LISTING
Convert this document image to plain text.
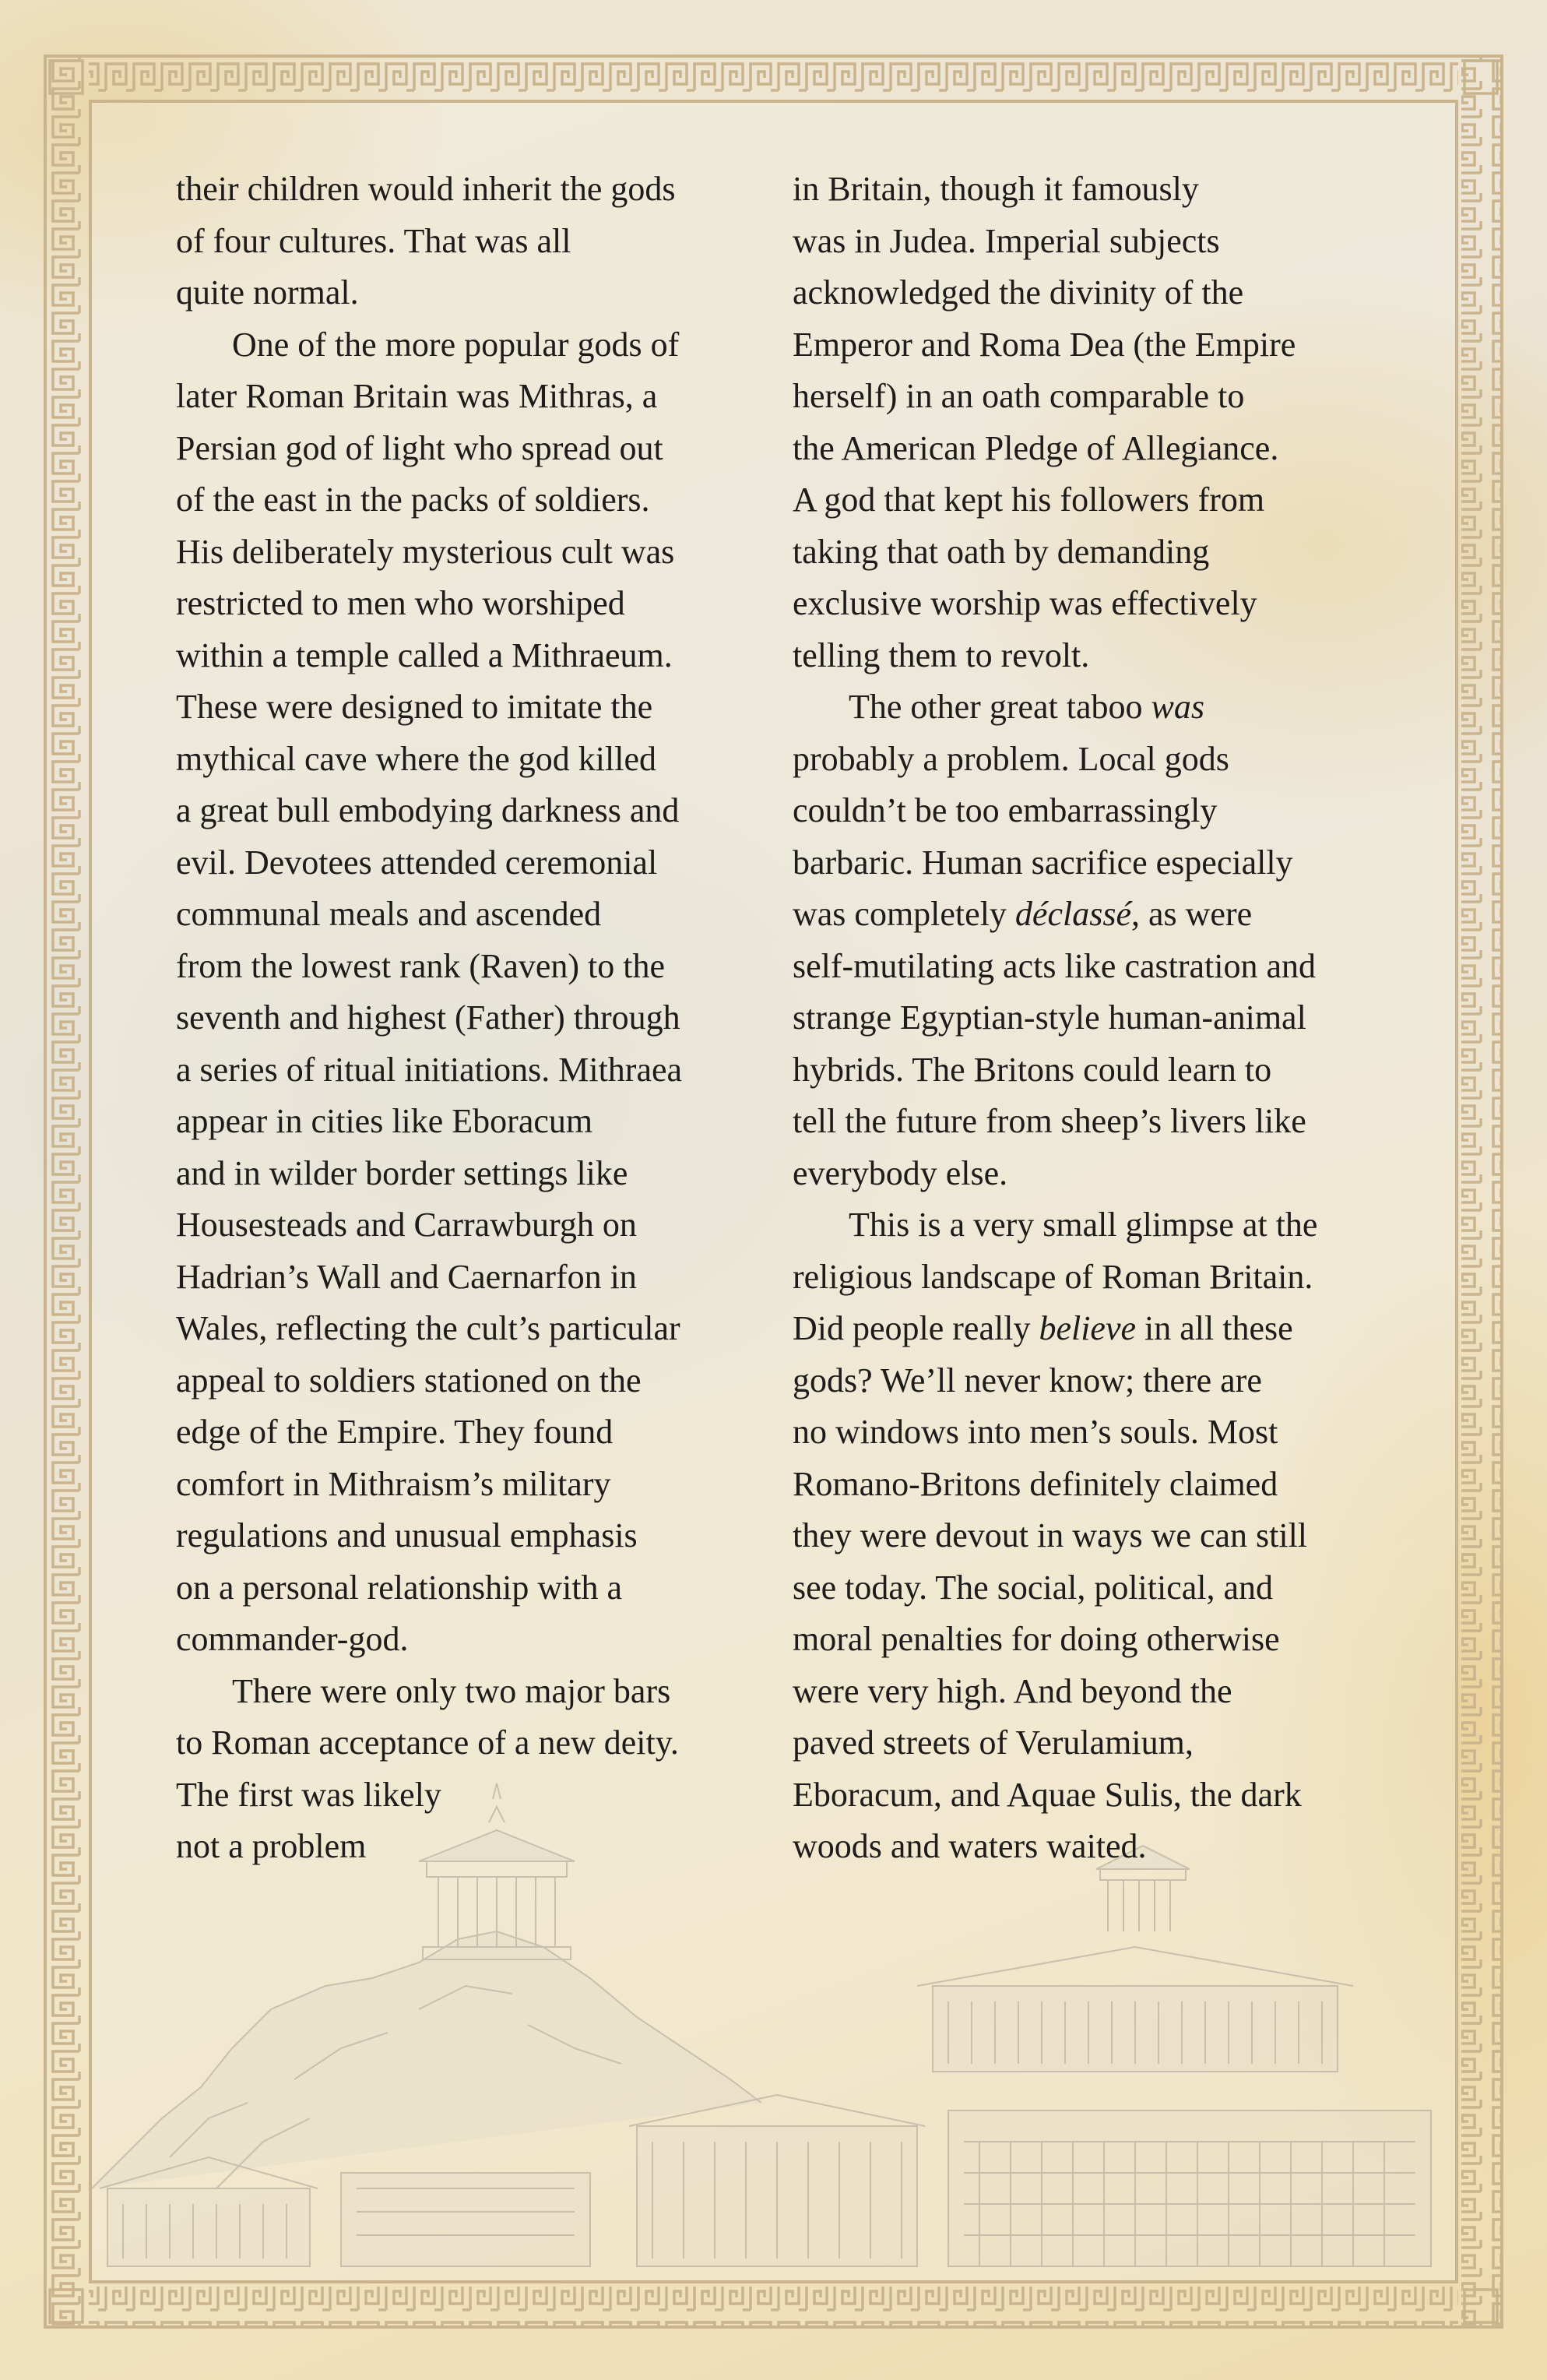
their children would inherit the gods
of four cultures. That was all
quite normal.
One of the more popular gods of
later Roman Britain was Mithras, a
Persian god of light who spread out
of the east in the packs of soldiers.
His deliberately mysterious cult was
restricted to men who worshiped
within a temple called a Mithraeum.
These were designed to imitate the
mythical cave where the god killed
a great bull embodying darkness and
evil. Devotees attended ceremonial
communal meals and ascended
from the lowest rank (Raven) to the
seventh and highest (Father) through
a series of ritual initiations. Mithraea
appear in cities like Eboracum
and in wilder border settings like
Housesteads and Carrawburgh on
Hadrian’s Wall and Caernarfon in
Wales, reflecting the cult’s particular
appeal to soldiers stationed on the
edge of the Empire. They found
comfort in Mithraism’s military
regulations and unusual emphasis
on a personal relationship with a
commander-god.
There were only two major bars
to Roman acceptance of a new deity.
The first was likely
not a problem
in Britain, though it famously
was in Judea. Imperial subjects
acknowledged the divinity of the
Emperor and Roma Dea (the Empire
herself) in an oath comparable to
the American Pledge of Allegiance.
A god that kept his followers from
taking that oath by demanding
exclusive worship was effectively
telling them to revolt.
The other great taboo was
probably a problem. Local gods
couldn’t be too embarrassingly
barbaric. Human sacrifice especially
was completely déclassé, as were
self-mutilating acts like castration and
strange Egyptian-style human-animal
hybrids. The Britons could learn to
tell the future from sheep’s livers like
everybody else.
This is a very small glimpse at the
religious landscape of Roman Britain.
Did people really believe in all these
gods? We’ll never know; there are
no windows into men’s souls. Most
Romano-Britons definitely claimed
they were devout in ways we can still
see today. The social, political, and
moral penalties for doing otherwise
were very high. And beyond the
paved streets of Verulamium,
Eboracum, and Aquae Sulis, the dark
woods and waters waited.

PROMPT
Reproduce the records, all of them, word for word; omit the pictures.

SOLUTION BELOW
Convert this document image to plain text.
their children would inherit the gods
of four cultures. That was all
quite normal.
One of the more popular gods of
later Roman Britain was Mithras, a
Persian god of light who spread out
of the east in the packs of soldiers.
His deliberately mysterious cult was
restricted to men who worshiped
within a temple called a Mithraeum.
These were designed to imitate the
mythical cave where the god killed
a great bull embodying darkness and
evil. Devotees attended ceremonial
communal meals and ascended
from the lowest rank (Raven) to the
seventh and highest (Father) through
a series of ritual initiations. Mithraea
appear in cities like Eboracum
and in wilder border settings like
Housesteads and Carrawburgh on
Hadrian’s Wall and Caernarfon in
Wales, reflecting the cult’s particular
appeal to soldiers stationed on the
edge of the Empire. They found
comfort in Mithraism’s military
regulations and unusual emphasis
on a personal relationship with a
commander-god.
There were only two major bars
to Roman acceptance of a new deity.
The first was likely
not a problem
in Britain, though it famously
was in Judea. Imperial subjects
acknowledged the divinity of the
Emperor and Roma Dea (the Empire
herself) in an oath comparable to
the American Pledge of Allegiance.
A god that kept his followers from
taking that oath by demanding
exclusive worship was effectively
telling them to revolt.
The other great taboo was
probably a problem. Local gods
couldn’t be too embarrassingly
barbaric. Human sacrifice especially
was completely déclassé, as were
self-mutilating acts like castration and
strange Egyptian-style human-animal
hybrids. The Britons could learn to
tell the future from sheep’s livers like
everybody else.
This is a very small glimpse at the
religious landscape of Roman Britain.
Did people really believe in all these
gods? We’ll never know; there are
no windows into men’s souls. Most
Romano-Britons definitely claimed
they were devout in ways we can still
see today. The social, political, and
moral penalties for doing otherwise
were very high. And beyond the
paved streets of Verulamium,
Eboracum, and Aquae Sulis, the dark
woods and waters waited.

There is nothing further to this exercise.